Information given:
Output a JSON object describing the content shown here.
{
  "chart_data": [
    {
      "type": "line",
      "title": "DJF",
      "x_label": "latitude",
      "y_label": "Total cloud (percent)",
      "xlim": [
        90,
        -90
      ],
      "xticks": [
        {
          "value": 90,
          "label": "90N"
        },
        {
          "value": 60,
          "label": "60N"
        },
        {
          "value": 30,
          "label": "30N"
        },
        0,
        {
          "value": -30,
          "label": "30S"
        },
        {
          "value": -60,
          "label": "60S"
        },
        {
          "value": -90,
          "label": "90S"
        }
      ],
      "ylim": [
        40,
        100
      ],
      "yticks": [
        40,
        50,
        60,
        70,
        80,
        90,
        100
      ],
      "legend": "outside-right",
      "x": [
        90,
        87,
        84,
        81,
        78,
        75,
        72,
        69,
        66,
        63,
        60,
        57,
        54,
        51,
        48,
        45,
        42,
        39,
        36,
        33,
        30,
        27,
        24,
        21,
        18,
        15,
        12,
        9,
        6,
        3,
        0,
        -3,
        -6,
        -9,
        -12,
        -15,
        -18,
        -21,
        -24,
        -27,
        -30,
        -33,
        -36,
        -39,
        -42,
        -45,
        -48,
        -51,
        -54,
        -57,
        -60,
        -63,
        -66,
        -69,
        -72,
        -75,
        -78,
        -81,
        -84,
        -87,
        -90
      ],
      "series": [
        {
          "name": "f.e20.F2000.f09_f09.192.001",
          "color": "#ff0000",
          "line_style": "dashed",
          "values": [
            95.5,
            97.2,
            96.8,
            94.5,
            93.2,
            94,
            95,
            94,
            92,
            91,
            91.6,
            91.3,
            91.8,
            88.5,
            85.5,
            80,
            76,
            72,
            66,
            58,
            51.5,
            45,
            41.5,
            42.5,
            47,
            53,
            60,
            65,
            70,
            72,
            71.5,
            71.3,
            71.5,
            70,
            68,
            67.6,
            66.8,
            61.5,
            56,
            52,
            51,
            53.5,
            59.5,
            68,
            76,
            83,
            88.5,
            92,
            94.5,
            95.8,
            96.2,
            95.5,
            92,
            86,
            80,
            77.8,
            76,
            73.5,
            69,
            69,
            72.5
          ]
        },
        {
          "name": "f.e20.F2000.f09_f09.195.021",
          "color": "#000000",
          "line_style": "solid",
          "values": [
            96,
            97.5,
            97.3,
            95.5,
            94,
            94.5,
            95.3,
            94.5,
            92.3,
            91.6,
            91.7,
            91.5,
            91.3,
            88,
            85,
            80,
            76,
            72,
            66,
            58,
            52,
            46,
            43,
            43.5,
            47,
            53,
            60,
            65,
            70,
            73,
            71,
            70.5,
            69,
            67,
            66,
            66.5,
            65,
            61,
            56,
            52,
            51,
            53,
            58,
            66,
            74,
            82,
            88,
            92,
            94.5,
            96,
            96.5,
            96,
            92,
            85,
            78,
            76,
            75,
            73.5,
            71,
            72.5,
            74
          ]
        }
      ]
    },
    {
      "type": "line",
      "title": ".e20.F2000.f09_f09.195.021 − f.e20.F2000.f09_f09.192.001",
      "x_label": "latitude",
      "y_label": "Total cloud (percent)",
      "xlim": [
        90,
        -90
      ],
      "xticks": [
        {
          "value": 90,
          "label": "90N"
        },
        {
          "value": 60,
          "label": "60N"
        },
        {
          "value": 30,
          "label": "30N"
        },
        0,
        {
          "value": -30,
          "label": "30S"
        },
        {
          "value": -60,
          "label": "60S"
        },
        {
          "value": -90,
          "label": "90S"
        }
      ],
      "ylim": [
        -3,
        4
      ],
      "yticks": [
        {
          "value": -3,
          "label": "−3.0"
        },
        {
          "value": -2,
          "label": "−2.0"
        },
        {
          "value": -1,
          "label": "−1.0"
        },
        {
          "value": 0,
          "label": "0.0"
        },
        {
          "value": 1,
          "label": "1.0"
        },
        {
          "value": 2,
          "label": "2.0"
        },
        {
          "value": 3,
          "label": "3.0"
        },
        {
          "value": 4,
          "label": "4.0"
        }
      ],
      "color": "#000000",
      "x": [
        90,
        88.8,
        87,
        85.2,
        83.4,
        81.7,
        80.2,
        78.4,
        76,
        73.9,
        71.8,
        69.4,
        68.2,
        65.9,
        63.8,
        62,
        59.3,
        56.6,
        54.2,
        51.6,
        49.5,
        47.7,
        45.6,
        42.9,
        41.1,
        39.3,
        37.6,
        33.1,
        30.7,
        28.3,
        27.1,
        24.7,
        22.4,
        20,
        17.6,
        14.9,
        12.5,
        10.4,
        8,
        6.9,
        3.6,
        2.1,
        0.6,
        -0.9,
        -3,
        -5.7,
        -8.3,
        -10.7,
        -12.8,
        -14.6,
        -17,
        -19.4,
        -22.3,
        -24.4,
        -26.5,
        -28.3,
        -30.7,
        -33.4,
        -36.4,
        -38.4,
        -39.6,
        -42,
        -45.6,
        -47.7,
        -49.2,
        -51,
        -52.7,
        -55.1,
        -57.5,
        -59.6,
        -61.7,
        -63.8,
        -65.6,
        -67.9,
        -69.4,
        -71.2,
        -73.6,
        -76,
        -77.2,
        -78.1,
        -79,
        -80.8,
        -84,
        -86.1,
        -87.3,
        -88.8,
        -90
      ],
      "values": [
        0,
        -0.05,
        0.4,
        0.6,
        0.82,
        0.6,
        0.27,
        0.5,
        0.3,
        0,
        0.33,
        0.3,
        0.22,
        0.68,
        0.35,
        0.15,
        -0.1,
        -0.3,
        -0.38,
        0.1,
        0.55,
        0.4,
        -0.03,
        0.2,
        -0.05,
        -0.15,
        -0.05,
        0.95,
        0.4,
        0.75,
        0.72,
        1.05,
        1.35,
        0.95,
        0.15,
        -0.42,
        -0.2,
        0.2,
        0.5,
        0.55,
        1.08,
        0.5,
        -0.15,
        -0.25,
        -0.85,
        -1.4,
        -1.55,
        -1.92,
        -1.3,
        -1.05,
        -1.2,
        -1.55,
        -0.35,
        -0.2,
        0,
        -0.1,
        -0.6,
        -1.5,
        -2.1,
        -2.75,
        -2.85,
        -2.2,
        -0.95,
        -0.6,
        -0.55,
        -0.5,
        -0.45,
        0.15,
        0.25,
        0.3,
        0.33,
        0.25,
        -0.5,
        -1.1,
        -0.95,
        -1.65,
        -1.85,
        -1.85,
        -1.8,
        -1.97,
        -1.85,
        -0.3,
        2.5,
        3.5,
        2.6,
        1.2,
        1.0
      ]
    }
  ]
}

Aim: Repeat the listing exactly, from its first line to its last.

Result:
Output a JSON object describing the content shown here.
{
  "chart_data": [
    {
      "type": "line",
      "title": "DJF",
      "x_label": "latitude",
      "y_label": "Total cloud (percent)",
      "xlim": [
        90,
        -90
      ],
      "xticks": [
        {
          "value": 90,
          "label": "90N"
        },
        {
          "value": 60,
          "label": "60N"
        },
        {
          "value": 30,
          "label": "30N"
        },
        0,
        {
          "value": -30,
          "label": "30S"
        },
        {
          "value": -60,
          "label": "60S"
        },
        {
          "value": -90,
          "label": "90S"
        }
      ],
      "ylim": [
        40,
        100
      ],
      "yticks": [
        40,
        50,
        60,
        70,
        80,
        90,
        100
      ],
      "legend": "outside-right",
      "x": [
        90,
        87,
        84,
        81,
        78,
        75,
        72,
        69,
        66,
        63,
        60,
        57,
        54,
        51,
        48,
        45,
        42,
        39,
        36,
        33,
        30,
        27,
        24,
        21,
        18,
        15,
        12,
        9,
        6,
        3,
        0,
        -3,
        -6,
        -9,
        -12,
        -15,
        -18,
        -21,
        -24,
        -27,
        -30,
        -33,
        -36,
        -39,
        -42,
        -45,
        -48,
        -51,
        -54,
        -57,
        -60,
        -63,
        -66,
        -69,
        -72,
        -75,
        -78,
        -81,
        -84,
        -87,
        -90
      ],
      "series": [
        {
          "name": "f.e20.F2000.f09_f09.192.001",
          "color": "#ff0000",
          "line_style": "dashed",
          "values": [
            95.5,
            97.2,
            96.8,
            94.5,
            93.2,
            94,
            95,
            94,
            92,
            91,
            91.6,
            91.3,
            91.8,
            88.5,
            85.5,
            80,
            76,
            72,
            66,
            58,
            51.5,
            45,
            41.5,
            42.5,
            47,
            53,
            60,
            65,
            70,
            72,
            71.5,
            71.3,
            71.5,
            70,
            68,
            67.6,
            66.8,
            61.5,
            56,
            52,
            51,
            53.5,
            59.5,
            68,
            76,
            83,
            88.5,
            92,
            94.5,
            95.8,
            96.2,
            95.5,
            92,
            86,
            80,
            77.8,
            76,
            73.5,
            69,
            69,
            72.5
          ]
        },
        {
          "name": "f.e20.F2000.f09_f09.195.021",
          "color": "#000000",
          "line_style": "solid",
          "values": [
            96,
            97.5,
            97.3,
            95.5,
            94,
            94.5,
            95.3,
            94.5,
            92.3,
            91.6,
            91.7,
            91.5,
            91.3,
            88,
            85,
            80,
            76,
            72,
            66,
            58,
            52,
            46,
            43,
            43.5,
            47,
            53,
            60,
            65,
            70,
            73,
            71,
            70.5,
            69,
            67,
            66,
            66.5,
            65,
            61,
            56,
            52,
            51,
            53,
            58,
            66,
            74,
            82,
            88,
            92,
            94.5,
            96,
            96.5,
            96,
            92,
            85,
            78,
            76,
            75,
            73.5,
            71,
            72.5,
            74
          ]
        }
      ]
    },
    {
      "type": "line",
      "title": ".e20.F2000.f09_f09.195.021 − f.e20.F2000.f09_f09.192.001",
      "x_label": "latitude",
      "y_label": "Total cloud (percent)",
      "xlim": [
        90,
        -90
      ],
      "xticks": [
        {
          "value": 90,
          "label": "90N"
        },
        {
          "value": 60,
          "label": "60N"
        },
        {
          "value": 30,
          "label": "30N"
        },
        0,
        {
          "value": -30,
          "label": "30S"
        },
        {
          "value": -60,
          "label": "60S"
        },
        {
          "value": -90,
          "label": "90S"
        }
      ],
      "ylim": [
        -3,
        4
      ],
      "yticks": [
        {
          "value": -3,
          "label": "−3.0"
        },
        {
          "value": -2,
          "label": "−2.0"
        },
        {
          "value": -1,
          "label": "−1.0"
        },
        {
          "value": 0,
          "label": "0.0"
        },
        {
          "value": 1,
          "label": "1.0"
        },
        {
          "value": 2,
          "label": "2.0"
        },
        {
          "value": 3,
          "label": "3.0"
        },
        {
          "value": 4,
          "label": "4.0"
        }
      ],
      "color": "#000000",
      "x": [
        90,
        88.8,
        87,
        85.2,
        83.4,
        81.7,
        80.2,
        78.4,
        76,
        73.9,
        71.8,
        69.4,
        68.2,
        65.9,
        63.8,
        62,
        59.3,
        56.6,
        54.2,
        51.6,
        49.5,
        47.7,
        45.6,
        42.9,
        41.1,
        39.3,
        37.6,
        33.1,
        30.7,
        28.3,
        27.1,
        24.7,
        22.4,
        20,
        17.6,
        14.9,
        12.5,
        10.4,
        8,
        6.9,
        3.6,
        2.1,
        0.6,
        -0.9,
        -3,
        -5.7,
        -8.3,
        -10.7,
        -12.8,
        -14.6,
        -17,
        -19.4,
        -22.3,
        -24.4,
        -26.5,
        -28.3,
        -30.7,
        -33.4,
        -36.4,
        -38.4,
        -39.6,
        -42,
        -45.6,
        -47.7,
        -49.2,
        -51,
        -52.7,
        -55.1,
        -57.5,
        -59.6,
        -61.7,
        -63.8,
        -65.6,
        -67.9,
        -69.4,
        -71.2,
        -73.6,
        -76,
        -77.2,
        -78.1,
        -79,
        -80.8,
        -84,
        -86.1,
        -87.3,
        -88.8,
        -90
      ],
      "values": [
        0,
        -0.05,
        0.4,
        0.6,
        0.82,
        0.6,
        0.27,
        0.5,
        0.3,
        0,
        0.33,
        0.3,
        0.22,
        0.68,
        0.35,
        0.15,
        -0.1,
        -0.3,
        -0.38,
        0.1,
        0.55,
        0.4,
        -0.03,
        0.2,
        -0.05,
        -0.15,
        -0.05,
        0.95,
        0.4,
        0.75,
        0.72,
        1.05,
        1.35,
        0.95,
        0.15,
        -0.42,
        -0.2,
        0.2,
        0.5,
        0.55,
        1.08,
        0.5,
        -0.15,
        -0.25,
        -0.85,
        -1.4,
        -1.55,
        -1.92,
        -1.3,
        -1.05,
        -1.2,
        -1.55,
        -0.35,
        -0.2,
        0,
        -0.1,
        -0.6,
        -1.5,
        -2.1,
        -2.75,
        -2.85,
        -2.2,
        -0.95,
        -0.6,
        -0.55,
        -0.5,
        -0.45,
        0.15,
        0.25,
        0.3,
        0.33,
        0.25,
        -0.5,
        -1.1,
        -0.95,
        -1.65,
        -1.85,
        -1.85,
        -1.8,
        -1.97,
        -1.85,
        -0.3,
        2.5,
        3.5,
        2.6,
        1.2,
        1.0
      ]
    }
  ]
}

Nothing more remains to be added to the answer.